>> BEGIN

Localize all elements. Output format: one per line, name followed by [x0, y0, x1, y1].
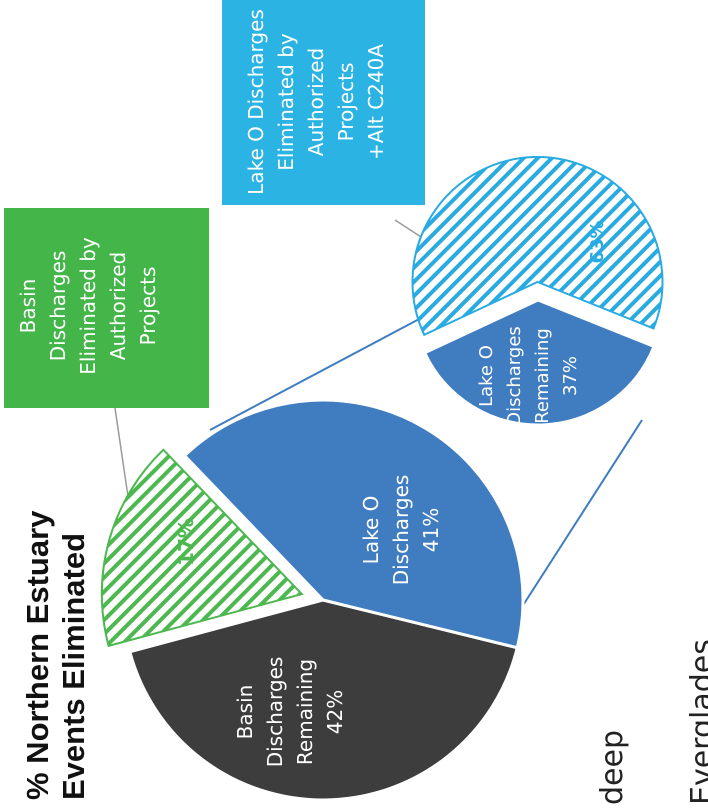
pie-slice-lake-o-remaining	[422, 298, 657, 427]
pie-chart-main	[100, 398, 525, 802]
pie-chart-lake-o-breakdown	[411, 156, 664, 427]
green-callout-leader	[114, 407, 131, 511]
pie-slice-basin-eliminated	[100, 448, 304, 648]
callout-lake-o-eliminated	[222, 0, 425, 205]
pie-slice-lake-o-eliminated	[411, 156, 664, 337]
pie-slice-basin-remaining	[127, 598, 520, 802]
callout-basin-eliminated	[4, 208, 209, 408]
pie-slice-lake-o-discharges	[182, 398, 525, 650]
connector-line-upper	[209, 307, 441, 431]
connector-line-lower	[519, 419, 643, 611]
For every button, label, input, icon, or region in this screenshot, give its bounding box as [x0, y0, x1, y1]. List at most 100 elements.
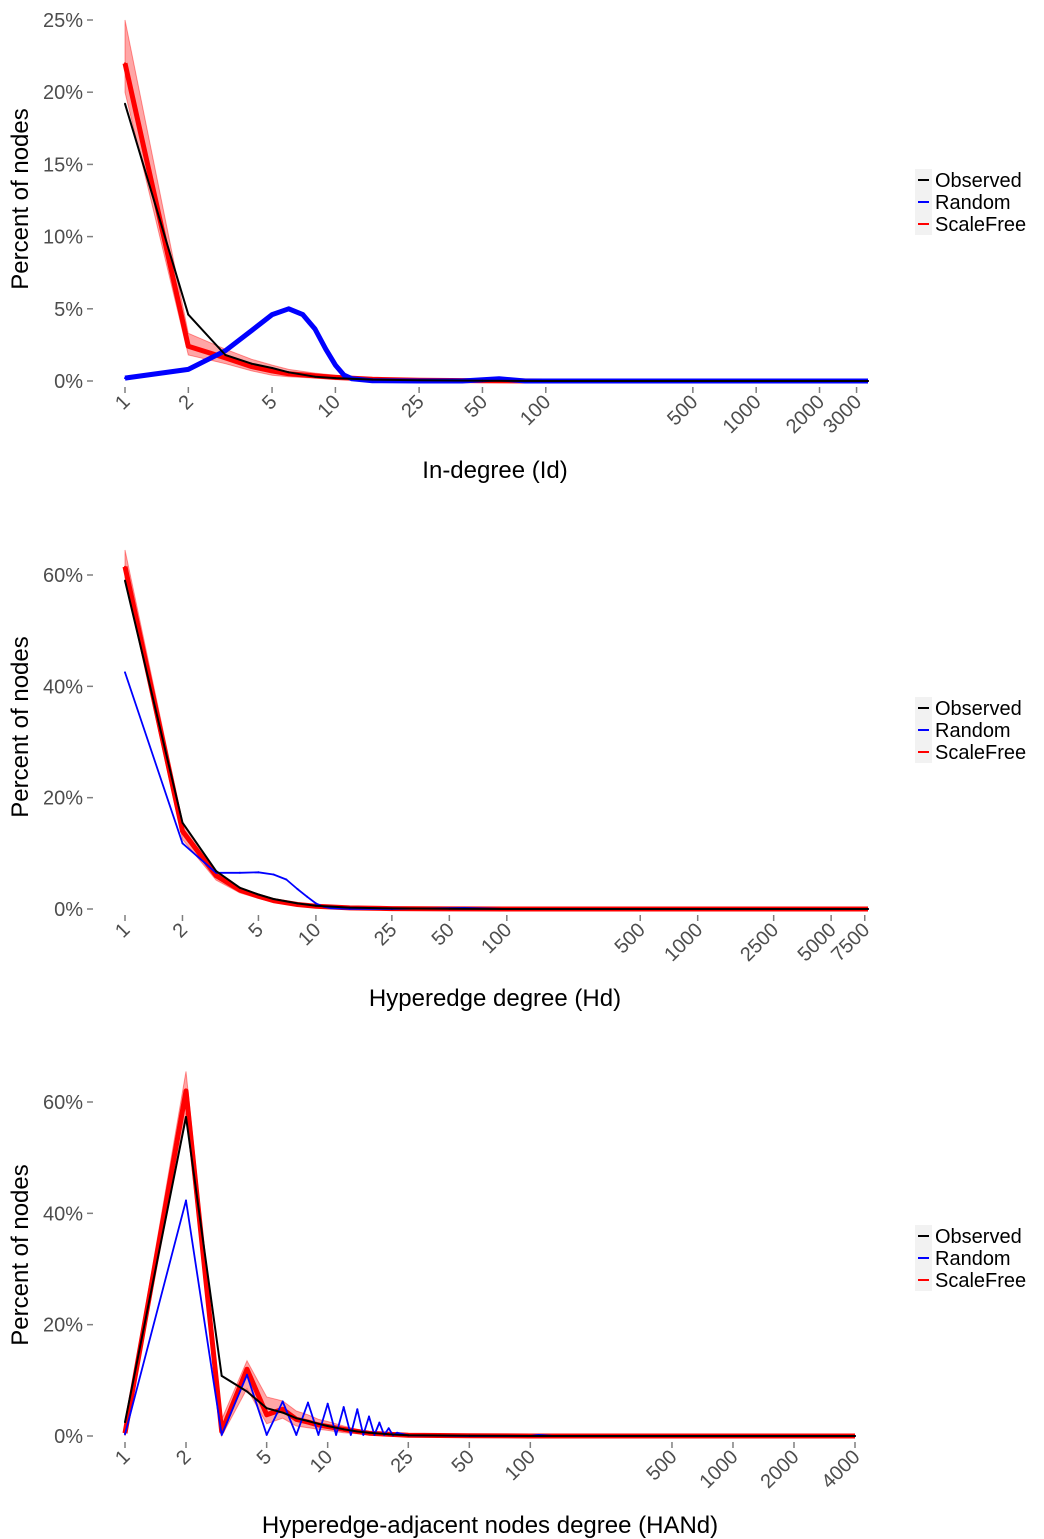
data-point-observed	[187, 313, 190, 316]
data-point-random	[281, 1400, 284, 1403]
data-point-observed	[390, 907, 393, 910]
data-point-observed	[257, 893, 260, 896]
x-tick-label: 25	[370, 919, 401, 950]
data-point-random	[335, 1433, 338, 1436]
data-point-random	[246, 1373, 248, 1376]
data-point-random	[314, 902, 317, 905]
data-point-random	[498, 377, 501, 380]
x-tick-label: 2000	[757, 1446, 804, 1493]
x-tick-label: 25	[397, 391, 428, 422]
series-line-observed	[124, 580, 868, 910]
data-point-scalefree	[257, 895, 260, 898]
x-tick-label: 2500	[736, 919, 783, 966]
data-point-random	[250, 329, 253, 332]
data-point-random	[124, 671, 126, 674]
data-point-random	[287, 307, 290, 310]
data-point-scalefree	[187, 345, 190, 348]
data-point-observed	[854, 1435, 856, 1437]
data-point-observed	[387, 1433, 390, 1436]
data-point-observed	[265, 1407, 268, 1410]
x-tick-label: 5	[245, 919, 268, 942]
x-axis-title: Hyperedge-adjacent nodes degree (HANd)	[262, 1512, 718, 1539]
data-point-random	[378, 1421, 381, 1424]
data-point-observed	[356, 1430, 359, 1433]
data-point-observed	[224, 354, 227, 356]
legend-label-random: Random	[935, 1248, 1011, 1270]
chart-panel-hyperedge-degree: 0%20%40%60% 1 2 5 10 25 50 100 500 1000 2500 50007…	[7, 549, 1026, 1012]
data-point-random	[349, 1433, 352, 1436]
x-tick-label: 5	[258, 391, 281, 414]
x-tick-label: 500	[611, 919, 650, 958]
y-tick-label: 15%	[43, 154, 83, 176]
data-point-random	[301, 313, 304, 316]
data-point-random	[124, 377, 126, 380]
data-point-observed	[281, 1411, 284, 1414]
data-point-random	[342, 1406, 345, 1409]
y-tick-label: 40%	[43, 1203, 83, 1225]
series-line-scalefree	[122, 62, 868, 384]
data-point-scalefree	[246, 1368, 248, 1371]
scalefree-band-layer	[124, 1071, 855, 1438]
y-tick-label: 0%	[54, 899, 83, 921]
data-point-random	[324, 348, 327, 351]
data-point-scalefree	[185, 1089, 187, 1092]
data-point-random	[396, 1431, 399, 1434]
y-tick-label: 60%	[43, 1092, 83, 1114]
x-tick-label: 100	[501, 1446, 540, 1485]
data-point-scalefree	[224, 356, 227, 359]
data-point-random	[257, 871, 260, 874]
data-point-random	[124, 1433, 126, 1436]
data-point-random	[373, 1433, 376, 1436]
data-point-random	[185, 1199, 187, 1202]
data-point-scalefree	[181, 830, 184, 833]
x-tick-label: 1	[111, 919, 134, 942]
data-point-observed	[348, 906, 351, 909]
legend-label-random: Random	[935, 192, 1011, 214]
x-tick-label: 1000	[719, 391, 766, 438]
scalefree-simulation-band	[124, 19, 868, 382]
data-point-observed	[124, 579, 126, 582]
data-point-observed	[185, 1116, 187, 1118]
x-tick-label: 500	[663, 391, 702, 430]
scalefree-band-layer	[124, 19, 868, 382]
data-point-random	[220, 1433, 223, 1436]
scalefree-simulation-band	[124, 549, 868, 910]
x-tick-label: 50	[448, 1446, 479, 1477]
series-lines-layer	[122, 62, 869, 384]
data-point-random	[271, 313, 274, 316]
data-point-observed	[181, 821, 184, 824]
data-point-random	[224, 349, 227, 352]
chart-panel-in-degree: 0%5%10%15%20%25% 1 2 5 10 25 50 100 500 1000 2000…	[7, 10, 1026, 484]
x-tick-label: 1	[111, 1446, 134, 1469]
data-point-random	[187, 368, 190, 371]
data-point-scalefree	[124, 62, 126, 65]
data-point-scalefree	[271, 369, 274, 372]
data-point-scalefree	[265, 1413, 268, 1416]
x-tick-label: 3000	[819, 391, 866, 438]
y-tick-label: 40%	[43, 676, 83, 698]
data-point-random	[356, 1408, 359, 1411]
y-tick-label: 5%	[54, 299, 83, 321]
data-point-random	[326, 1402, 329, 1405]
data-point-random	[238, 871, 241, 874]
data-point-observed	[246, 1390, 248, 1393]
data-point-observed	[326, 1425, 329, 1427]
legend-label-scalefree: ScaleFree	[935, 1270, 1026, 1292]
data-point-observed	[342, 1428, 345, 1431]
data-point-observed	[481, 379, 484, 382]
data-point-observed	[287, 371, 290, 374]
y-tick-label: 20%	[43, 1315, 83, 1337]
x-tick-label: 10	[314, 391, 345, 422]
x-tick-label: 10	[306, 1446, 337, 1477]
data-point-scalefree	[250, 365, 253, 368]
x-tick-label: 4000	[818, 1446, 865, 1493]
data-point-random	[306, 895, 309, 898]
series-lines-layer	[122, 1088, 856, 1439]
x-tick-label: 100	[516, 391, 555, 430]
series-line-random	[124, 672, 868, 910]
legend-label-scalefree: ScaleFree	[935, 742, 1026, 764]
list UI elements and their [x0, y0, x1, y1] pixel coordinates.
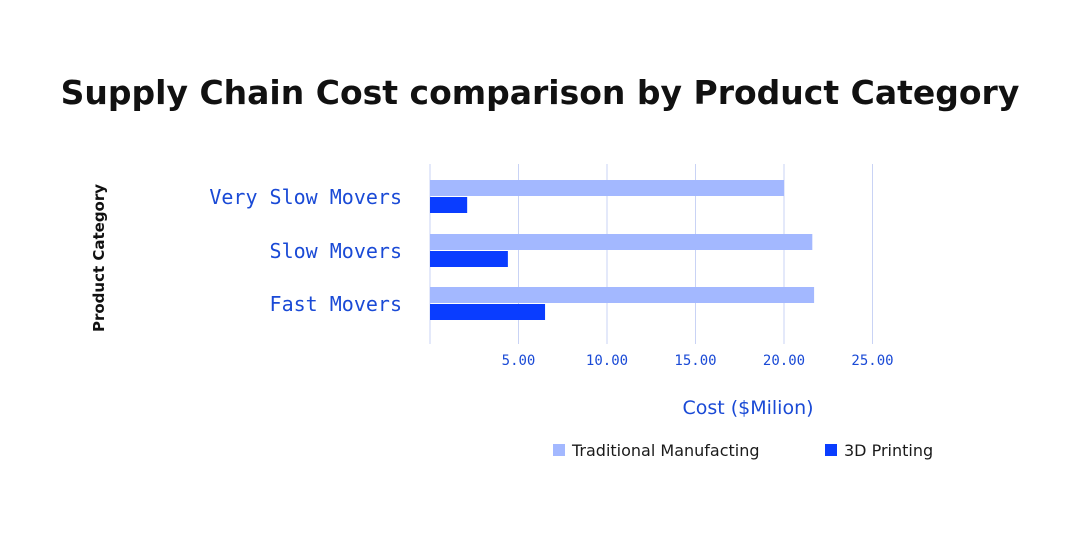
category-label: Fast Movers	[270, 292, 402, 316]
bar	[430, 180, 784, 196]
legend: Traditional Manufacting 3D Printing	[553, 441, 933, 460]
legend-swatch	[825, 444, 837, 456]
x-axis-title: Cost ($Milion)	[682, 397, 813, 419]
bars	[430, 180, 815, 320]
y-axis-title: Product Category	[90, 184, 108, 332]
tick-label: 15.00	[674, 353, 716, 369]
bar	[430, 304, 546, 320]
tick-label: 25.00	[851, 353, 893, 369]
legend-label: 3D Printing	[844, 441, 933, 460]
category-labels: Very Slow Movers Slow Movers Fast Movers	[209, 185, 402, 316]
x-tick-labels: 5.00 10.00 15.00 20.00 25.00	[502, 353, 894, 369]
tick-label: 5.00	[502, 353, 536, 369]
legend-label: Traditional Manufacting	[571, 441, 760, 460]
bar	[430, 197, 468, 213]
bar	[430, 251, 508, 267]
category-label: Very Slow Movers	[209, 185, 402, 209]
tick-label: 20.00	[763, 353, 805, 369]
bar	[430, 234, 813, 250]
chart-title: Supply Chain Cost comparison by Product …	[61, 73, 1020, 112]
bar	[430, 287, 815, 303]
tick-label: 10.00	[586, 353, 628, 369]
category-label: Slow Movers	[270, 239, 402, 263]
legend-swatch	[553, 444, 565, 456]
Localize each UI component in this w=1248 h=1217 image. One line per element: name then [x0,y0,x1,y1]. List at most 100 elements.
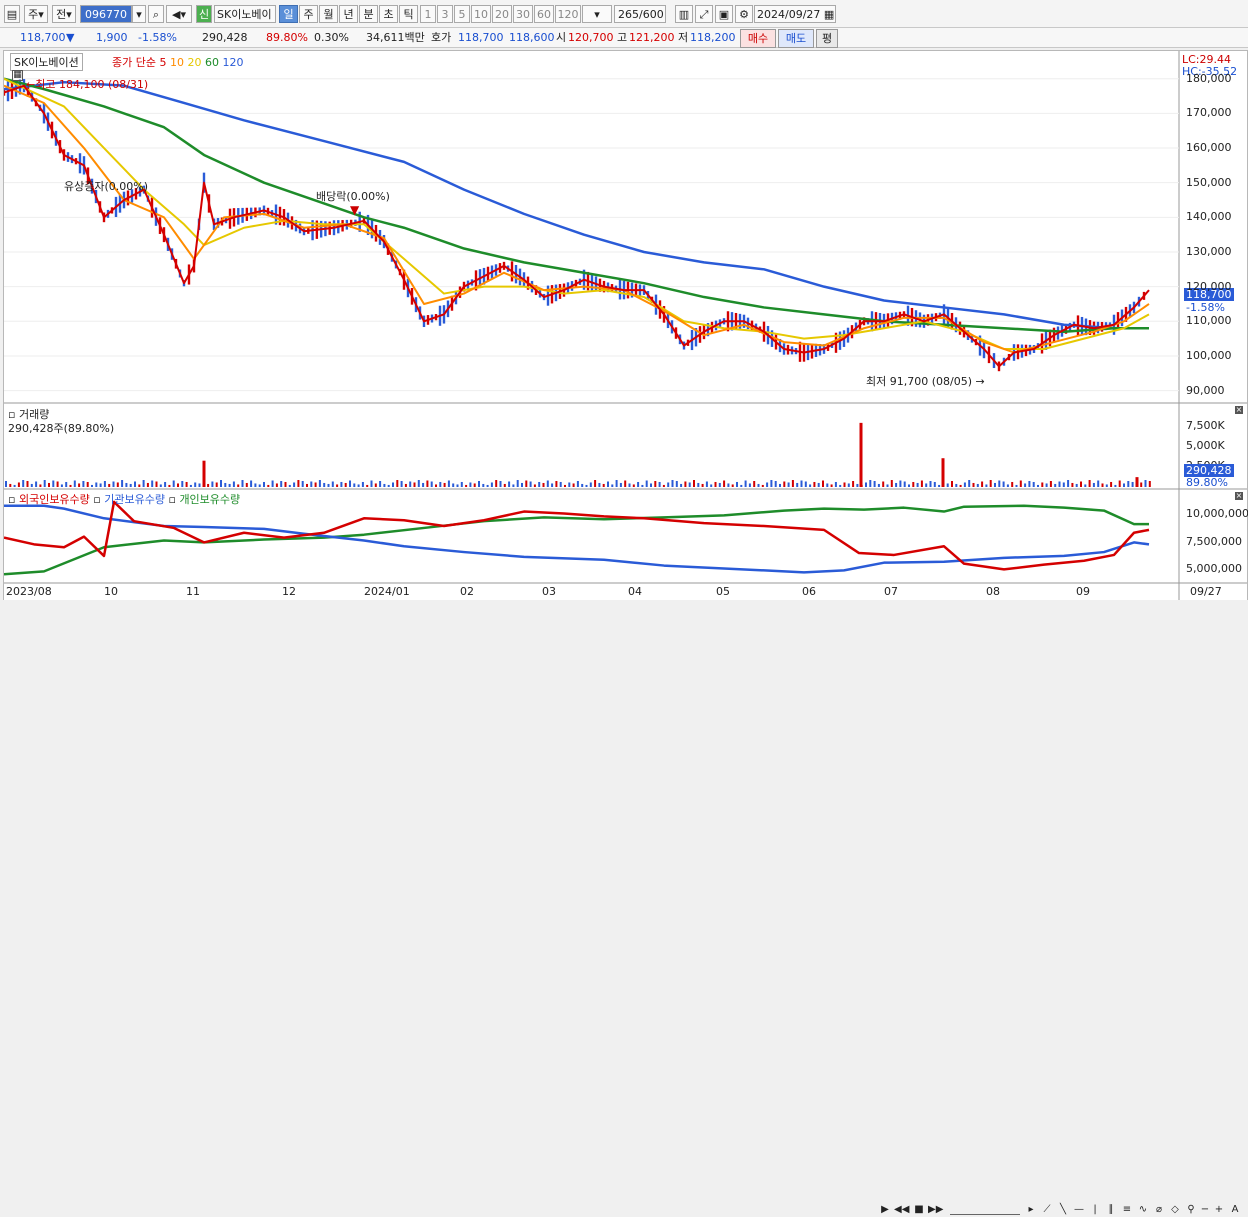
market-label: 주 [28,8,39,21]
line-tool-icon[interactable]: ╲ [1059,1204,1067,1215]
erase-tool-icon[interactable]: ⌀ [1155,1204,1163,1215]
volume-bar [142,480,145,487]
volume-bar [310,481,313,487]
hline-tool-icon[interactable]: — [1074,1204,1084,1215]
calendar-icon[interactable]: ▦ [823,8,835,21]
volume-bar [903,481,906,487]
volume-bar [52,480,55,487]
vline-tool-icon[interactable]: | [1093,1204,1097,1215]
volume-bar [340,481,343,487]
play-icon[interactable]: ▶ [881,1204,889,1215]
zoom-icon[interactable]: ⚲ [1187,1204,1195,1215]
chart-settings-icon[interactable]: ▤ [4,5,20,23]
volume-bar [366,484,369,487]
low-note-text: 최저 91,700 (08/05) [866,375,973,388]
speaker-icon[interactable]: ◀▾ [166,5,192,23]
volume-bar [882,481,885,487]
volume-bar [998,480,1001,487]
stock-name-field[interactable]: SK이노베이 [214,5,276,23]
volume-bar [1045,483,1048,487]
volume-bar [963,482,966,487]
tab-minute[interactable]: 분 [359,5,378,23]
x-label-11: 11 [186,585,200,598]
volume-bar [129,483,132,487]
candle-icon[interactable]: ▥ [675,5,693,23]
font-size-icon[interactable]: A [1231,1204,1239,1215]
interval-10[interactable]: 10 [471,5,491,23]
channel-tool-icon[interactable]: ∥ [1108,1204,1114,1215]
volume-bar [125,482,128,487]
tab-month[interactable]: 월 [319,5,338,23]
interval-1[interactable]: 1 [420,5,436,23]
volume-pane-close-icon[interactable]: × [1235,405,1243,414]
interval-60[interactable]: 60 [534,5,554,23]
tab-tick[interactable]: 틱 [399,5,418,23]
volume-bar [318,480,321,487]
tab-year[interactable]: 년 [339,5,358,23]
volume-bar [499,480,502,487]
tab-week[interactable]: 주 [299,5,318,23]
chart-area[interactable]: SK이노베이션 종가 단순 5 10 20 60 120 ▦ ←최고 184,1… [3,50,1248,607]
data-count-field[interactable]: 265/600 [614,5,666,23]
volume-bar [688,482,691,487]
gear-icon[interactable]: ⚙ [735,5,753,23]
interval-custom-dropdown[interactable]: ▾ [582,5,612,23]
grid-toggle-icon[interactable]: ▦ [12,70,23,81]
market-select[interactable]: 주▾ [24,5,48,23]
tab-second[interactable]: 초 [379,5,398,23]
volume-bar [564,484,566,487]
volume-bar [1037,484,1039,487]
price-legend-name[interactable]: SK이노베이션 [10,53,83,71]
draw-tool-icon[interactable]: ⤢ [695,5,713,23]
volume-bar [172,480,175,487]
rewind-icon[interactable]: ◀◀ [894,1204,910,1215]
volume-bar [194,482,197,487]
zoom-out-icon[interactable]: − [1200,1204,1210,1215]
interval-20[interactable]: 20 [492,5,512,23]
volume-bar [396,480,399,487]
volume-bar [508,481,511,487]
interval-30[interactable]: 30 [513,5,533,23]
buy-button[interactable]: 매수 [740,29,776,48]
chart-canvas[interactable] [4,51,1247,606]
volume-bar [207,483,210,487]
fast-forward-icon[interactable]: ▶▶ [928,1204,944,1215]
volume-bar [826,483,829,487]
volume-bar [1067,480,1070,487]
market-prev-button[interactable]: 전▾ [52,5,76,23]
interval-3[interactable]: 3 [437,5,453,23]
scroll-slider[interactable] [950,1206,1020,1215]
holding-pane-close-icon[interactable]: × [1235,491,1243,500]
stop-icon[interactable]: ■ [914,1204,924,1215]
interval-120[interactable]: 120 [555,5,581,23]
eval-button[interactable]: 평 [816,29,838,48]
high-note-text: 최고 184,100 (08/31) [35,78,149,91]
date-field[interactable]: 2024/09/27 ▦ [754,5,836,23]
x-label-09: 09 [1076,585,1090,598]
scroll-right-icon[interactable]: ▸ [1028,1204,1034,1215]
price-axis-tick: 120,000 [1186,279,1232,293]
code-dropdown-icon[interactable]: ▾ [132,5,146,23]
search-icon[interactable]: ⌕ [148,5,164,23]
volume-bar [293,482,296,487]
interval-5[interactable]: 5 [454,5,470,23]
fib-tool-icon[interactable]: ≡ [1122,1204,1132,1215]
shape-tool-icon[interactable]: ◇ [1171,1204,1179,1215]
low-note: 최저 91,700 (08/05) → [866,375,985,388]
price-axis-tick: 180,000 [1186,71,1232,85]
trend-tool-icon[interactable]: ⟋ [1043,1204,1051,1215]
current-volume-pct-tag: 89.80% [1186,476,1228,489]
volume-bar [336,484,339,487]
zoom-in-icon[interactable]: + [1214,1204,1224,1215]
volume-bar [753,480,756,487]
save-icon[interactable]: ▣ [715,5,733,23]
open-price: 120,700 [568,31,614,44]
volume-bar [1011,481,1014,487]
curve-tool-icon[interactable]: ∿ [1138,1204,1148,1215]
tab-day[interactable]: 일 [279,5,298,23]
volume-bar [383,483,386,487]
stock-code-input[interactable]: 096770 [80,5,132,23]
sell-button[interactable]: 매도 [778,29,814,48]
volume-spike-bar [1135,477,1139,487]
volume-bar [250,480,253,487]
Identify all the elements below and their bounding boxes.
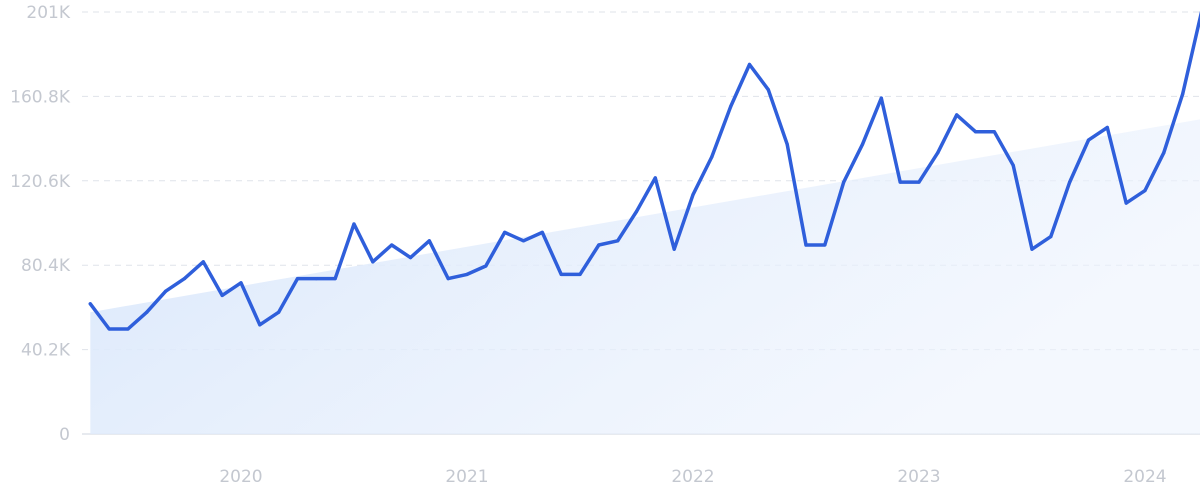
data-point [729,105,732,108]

>> END

Exercise:
Reproduce the lines above without any changes, everything from the line containing "313, 190, 316]" down to the line containing "154, 83, 176]", both of those lines included.

Full response:
data-point-observed	[187, 313, 190, 316]
data-point-random	[281, 1400, 284, 1403]
data-point-observed	[390, 907, 393, 910]
data-point-observed	[257, 893, 260, 896]
x-tick-label: 25	[370, 919, 401, 950]
data-point-random	[335, 1433, 338, 1436]
data-point-random	[246, 1373, 248, 1376]
data-point-random	[314, 902, 317, 905]
data-point-random	[498, 377, 501, 380]
x-tick-label: 2000	[757, 1446, 804, 1493]
x-tick-label: 25	[397, 391, 428, 422]
series-line-observed	[124, 580, 868, 910]
data-point-scalefree	[257, 895, 260, 898]
x-tick-label: 2500	[736, 919, 783, 966]
data-point-random	[250, 329, 253, 332]
data-point-random	[124, 671, 126, 674]
data-point-random	[287, 307, 290, 310]
data-point-scalefree	[187, 345, 190, 348]
data-point-observed	[854, 1435, 856, 1437]
data-point-observed	[387, 1433, 390, 1436]
data-point-observed	[265, 1407, 268, 1410]
x-tick-label: 5	[245, 919, 268, 942]
x-axis-title: Hyperedge-adjacent nodes degree (HANd)	[262, 1512, 718, 1539]
data-point-random	[378, 1421, 381, 1424]
data-point-observed	[356, 1430, 359, 1433]
data-point-observed	[224, 354, 227, 356]
legend-label-random: Random	[935, 1248, 1011, 1270]
chart-panel-hyperedge-degree: 0%20%40%60% 1 2 5 10 25 50 100 500 1000 2500 50007…	[7, 549, 1026, 1012]
data-point-random	[349, 1433, 352, 1436]
x-tick-label: 5	[258, 391, 281, 414]
x-tick-label: 500	[611, 919, 650, 958]
y-tick-label: 15%	[43, 154, 83, 176]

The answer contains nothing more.